**Exercise aim:** Gather every line in the records below that contains the word "domain".

Start of Supplied material

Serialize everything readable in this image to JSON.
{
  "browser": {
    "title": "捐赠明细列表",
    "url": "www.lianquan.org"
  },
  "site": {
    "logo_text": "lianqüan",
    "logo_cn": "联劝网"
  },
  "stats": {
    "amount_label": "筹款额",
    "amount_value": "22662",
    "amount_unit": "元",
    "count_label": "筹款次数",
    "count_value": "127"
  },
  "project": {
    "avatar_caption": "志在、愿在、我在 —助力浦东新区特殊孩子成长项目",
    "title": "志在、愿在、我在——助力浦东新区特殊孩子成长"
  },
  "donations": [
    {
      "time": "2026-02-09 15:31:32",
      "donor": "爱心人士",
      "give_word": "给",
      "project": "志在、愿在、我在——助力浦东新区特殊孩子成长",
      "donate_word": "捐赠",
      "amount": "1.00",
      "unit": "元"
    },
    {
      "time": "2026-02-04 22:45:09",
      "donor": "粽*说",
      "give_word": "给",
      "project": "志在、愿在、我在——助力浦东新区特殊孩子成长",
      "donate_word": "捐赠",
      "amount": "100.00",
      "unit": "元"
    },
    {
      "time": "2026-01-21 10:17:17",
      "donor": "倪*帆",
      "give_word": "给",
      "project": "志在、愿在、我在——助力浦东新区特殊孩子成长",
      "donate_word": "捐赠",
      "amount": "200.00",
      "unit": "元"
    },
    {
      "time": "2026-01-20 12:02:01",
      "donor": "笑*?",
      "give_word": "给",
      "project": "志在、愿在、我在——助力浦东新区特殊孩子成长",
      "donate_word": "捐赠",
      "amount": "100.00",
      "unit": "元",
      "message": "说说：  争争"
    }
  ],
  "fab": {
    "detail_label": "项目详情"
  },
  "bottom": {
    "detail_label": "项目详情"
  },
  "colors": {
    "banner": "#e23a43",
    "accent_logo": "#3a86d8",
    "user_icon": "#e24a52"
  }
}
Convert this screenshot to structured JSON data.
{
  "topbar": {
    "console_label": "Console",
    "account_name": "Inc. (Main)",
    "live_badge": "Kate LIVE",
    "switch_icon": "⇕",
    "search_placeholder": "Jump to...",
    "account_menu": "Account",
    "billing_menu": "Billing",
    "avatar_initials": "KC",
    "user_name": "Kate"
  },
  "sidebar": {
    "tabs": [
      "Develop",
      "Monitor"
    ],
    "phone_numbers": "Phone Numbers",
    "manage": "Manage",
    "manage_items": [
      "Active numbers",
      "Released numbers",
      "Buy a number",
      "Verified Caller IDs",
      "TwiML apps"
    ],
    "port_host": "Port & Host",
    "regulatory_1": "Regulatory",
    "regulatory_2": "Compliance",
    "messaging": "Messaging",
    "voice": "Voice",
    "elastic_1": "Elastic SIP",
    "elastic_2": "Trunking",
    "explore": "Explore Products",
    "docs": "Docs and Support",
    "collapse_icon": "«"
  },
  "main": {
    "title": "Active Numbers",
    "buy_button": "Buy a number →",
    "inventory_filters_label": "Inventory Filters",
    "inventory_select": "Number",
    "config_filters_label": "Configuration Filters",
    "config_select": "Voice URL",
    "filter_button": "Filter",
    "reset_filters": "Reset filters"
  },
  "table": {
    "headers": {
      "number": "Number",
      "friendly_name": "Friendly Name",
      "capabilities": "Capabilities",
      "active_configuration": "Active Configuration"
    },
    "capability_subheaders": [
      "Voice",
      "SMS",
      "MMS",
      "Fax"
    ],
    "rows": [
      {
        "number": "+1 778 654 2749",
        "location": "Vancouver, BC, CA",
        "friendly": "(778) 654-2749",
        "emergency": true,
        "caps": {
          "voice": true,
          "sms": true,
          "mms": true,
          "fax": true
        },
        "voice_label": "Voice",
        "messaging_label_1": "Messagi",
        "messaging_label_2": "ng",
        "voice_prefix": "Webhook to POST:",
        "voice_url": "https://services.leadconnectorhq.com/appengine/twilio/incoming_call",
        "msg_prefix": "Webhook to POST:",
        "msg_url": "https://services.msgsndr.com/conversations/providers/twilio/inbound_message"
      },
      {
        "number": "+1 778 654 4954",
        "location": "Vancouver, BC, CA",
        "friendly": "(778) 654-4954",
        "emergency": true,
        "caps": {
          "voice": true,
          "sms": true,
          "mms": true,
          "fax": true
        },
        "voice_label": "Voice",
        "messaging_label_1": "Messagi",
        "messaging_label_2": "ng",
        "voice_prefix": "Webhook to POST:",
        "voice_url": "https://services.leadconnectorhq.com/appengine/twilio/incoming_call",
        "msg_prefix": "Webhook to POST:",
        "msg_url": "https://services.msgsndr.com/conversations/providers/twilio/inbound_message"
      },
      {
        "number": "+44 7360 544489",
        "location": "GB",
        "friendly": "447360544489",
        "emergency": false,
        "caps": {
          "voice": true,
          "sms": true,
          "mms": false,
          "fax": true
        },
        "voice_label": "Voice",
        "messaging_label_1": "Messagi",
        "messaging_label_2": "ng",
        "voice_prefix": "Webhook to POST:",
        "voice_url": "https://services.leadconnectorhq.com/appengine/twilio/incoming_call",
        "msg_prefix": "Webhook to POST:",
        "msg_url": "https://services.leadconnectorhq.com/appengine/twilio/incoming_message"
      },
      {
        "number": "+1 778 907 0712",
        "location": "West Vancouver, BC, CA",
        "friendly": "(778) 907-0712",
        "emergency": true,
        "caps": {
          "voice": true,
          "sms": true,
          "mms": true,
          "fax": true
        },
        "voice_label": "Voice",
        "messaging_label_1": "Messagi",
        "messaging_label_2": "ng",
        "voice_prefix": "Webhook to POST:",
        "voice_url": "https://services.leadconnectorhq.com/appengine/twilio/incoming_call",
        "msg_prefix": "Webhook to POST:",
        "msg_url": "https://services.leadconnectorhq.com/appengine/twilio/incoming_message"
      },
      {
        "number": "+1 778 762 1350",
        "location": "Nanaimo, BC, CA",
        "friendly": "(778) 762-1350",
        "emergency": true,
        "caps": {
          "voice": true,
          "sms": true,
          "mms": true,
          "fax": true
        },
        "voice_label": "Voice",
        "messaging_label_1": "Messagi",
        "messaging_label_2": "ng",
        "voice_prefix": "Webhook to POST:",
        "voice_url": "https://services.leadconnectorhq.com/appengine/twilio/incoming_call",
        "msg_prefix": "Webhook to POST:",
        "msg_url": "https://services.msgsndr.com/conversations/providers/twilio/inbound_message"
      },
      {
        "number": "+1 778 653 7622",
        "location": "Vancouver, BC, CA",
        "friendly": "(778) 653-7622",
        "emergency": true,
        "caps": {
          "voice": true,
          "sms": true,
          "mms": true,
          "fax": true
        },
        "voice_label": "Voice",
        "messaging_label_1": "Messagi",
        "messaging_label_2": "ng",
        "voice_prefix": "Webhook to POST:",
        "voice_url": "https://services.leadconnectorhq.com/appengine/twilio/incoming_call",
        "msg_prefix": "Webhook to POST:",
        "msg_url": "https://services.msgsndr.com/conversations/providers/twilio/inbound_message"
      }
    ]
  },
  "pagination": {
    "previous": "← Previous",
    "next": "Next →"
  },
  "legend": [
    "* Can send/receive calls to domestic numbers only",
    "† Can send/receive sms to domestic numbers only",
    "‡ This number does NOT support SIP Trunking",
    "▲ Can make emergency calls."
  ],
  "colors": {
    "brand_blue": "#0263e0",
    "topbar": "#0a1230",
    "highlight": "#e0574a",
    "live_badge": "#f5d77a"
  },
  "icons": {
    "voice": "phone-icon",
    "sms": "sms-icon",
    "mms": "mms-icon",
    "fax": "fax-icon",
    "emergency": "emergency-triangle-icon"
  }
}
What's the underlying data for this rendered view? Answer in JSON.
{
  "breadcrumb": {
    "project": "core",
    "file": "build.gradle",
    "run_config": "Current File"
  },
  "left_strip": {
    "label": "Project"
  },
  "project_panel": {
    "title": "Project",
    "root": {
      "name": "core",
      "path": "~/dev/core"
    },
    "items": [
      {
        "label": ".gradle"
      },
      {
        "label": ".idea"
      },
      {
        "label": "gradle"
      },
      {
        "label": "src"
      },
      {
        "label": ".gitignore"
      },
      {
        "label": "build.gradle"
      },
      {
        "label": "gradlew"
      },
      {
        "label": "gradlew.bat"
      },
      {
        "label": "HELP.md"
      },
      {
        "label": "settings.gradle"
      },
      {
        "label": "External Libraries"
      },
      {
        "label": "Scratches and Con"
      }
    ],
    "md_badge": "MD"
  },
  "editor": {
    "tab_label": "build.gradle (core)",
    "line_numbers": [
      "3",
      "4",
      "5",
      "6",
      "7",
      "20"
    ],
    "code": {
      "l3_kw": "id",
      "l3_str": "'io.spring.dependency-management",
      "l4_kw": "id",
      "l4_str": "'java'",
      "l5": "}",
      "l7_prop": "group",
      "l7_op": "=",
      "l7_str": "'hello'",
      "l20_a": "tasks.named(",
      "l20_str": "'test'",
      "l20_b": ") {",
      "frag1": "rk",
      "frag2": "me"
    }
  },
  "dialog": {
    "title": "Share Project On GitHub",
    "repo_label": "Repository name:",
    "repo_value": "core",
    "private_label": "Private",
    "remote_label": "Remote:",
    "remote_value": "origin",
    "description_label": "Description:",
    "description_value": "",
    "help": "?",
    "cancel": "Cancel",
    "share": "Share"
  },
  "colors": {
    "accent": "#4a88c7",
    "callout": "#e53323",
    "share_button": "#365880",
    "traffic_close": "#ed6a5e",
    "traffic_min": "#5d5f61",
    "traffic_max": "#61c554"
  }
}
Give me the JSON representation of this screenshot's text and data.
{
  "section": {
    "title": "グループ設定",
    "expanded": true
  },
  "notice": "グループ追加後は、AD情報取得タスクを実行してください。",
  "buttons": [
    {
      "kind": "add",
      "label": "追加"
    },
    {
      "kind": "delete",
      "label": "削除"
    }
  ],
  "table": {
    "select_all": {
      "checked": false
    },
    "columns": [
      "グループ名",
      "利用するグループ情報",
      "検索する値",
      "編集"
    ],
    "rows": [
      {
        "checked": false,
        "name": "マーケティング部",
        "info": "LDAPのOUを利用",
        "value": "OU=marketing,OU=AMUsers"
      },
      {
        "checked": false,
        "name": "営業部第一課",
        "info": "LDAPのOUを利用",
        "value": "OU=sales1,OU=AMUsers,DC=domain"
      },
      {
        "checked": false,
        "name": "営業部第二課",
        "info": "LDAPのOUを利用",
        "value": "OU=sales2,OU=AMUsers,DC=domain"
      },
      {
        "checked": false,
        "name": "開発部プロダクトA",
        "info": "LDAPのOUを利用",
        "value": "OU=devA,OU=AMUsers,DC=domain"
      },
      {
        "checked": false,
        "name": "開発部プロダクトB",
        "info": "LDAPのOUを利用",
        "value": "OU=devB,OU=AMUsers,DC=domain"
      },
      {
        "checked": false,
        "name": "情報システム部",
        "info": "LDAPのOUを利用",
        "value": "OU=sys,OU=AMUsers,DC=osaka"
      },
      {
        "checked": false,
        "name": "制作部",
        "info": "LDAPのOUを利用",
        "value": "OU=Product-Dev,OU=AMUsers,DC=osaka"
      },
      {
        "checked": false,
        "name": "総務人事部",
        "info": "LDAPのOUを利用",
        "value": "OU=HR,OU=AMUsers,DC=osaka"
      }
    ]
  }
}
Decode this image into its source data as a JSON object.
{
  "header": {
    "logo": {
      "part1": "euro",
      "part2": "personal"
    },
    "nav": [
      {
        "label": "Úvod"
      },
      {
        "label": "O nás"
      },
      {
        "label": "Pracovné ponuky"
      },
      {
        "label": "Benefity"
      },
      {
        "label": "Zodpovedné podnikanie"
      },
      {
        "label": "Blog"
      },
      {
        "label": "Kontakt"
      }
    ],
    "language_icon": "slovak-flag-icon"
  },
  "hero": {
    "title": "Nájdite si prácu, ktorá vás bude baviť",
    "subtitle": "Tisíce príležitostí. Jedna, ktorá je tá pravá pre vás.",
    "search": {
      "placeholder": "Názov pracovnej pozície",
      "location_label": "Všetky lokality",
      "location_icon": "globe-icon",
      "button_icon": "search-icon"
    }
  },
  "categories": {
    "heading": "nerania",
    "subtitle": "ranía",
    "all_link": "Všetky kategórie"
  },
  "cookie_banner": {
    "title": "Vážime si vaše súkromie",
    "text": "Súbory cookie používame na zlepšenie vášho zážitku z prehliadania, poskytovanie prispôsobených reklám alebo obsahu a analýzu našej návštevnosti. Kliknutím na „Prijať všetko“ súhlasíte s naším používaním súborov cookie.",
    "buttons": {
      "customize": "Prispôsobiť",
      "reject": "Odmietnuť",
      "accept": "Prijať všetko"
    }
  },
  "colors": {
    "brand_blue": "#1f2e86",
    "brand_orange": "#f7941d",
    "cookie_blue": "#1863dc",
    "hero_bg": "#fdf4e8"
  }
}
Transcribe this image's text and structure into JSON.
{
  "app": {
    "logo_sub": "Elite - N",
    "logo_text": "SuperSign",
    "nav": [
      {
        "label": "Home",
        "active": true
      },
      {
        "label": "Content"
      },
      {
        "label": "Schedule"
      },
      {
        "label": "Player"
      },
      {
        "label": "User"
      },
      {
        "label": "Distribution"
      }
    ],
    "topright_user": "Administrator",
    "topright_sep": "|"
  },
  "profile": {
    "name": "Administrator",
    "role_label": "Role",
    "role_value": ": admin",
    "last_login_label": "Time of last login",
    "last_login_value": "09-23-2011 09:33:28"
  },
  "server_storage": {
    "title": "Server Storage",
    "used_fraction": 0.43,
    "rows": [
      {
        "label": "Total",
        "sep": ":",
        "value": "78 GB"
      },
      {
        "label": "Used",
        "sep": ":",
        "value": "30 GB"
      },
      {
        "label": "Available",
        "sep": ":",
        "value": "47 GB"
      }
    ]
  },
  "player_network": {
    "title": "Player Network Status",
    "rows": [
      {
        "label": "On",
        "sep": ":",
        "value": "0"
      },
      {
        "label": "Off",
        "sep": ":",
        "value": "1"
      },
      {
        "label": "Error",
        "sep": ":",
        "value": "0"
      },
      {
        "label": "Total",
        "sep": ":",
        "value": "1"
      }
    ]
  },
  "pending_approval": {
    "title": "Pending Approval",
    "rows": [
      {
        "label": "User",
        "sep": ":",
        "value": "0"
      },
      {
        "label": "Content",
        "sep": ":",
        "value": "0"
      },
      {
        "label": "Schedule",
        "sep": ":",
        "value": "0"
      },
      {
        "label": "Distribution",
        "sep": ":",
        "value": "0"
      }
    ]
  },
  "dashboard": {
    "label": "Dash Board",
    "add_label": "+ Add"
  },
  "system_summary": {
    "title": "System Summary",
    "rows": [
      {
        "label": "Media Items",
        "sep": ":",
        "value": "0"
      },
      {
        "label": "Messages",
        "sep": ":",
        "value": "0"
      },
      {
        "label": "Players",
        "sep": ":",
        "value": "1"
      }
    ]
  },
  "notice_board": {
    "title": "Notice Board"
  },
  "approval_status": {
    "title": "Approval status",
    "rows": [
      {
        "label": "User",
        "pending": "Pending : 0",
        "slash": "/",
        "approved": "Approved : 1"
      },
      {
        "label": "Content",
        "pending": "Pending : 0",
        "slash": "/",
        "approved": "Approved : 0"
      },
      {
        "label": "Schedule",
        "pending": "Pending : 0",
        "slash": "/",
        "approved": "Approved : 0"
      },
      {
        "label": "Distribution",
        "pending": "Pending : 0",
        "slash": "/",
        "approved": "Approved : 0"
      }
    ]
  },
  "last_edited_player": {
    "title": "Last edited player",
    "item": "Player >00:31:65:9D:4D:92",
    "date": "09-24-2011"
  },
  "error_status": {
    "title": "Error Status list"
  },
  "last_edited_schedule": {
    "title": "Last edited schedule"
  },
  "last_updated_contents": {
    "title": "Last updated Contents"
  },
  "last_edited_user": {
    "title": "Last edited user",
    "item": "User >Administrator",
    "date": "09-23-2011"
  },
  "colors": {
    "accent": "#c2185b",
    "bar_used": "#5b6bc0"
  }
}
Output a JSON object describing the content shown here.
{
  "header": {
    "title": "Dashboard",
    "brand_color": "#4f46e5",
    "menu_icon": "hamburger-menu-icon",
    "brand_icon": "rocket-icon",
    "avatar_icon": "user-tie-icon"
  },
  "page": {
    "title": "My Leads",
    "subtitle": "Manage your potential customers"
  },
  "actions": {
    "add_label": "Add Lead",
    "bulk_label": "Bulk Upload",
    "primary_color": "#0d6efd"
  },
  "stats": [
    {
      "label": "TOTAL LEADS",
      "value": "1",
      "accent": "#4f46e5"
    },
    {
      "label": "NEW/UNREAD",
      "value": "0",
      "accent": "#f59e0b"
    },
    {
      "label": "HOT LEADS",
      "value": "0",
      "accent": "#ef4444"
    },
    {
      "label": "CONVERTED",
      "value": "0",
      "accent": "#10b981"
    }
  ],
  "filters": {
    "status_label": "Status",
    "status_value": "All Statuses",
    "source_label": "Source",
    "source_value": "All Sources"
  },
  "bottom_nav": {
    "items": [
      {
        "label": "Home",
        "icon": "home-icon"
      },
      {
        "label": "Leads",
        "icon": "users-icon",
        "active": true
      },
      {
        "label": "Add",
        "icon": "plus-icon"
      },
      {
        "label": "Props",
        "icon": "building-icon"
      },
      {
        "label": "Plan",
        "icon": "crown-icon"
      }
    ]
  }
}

End of Supplied material

**Response to this task:**
        "value": "OU=sales1,OU=AMUsers,DC=domain"
        "value": "OU=sales2,OU=AMUsers,DC=domain"
        "value": "OU=devA,OU=AMUsers,DC=domain"
        "value": "OU=devB,OU=AMUsers,DC=domain"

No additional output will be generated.